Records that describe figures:
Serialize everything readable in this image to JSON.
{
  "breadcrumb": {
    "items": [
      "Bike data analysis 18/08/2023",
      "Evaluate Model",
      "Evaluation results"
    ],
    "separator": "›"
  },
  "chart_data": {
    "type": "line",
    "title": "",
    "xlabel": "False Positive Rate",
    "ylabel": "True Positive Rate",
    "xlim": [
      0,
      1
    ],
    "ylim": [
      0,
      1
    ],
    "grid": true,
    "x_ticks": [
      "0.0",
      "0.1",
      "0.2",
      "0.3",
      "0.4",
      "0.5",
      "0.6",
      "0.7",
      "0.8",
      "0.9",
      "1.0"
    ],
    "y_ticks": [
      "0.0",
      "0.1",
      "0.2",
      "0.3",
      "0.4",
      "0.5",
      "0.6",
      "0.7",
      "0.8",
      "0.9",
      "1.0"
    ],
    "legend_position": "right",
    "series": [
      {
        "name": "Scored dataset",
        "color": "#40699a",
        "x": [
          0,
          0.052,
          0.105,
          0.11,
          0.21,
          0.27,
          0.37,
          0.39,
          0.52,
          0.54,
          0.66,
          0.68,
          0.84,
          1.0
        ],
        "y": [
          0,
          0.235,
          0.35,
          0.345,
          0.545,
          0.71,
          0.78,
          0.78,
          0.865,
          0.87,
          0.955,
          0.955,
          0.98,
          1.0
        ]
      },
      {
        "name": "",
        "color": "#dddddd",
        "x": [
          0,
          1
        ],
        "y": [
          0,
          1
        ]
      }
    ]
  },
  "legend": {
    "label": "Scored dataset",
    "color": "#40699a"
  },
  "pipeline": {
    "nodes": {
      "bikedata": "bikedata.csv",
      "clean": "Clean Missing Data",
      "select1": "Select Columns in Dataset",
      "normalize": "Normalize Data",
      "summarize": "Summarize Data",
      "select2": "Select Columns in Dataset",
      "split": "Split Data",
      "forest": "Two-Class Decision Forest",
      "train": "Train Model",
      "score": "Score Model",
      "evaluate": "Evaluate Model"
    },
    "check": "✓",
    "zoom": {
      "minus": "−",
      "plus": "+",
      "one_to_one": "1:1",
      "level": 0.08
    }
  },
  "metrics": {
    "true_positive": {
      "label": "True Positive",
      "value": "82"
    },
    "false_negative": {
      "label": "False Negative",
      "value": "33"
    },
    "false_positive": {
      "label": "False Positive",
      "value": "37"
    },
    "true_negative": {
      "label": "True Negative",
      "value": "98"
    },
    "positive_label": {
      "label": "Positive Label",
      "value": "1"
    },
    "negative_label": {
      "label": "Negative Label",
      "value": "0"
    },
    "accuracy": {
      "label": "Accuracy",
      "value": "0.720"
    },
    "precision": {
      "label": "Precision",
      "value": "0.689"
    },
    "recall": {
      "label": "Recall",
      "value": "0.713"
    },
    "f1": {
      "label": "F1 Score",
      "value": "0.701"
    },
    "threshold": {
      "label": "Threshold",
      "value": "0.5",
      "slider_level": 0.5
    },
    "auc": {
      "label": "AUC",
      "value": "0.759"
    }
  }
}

[Task] Identify each line in the records above that contains the word "Evaluate", and copy it out in full.

[Solution for this exercise]
      "Evaluate Model",
      "evaluate": "Evaluate Model"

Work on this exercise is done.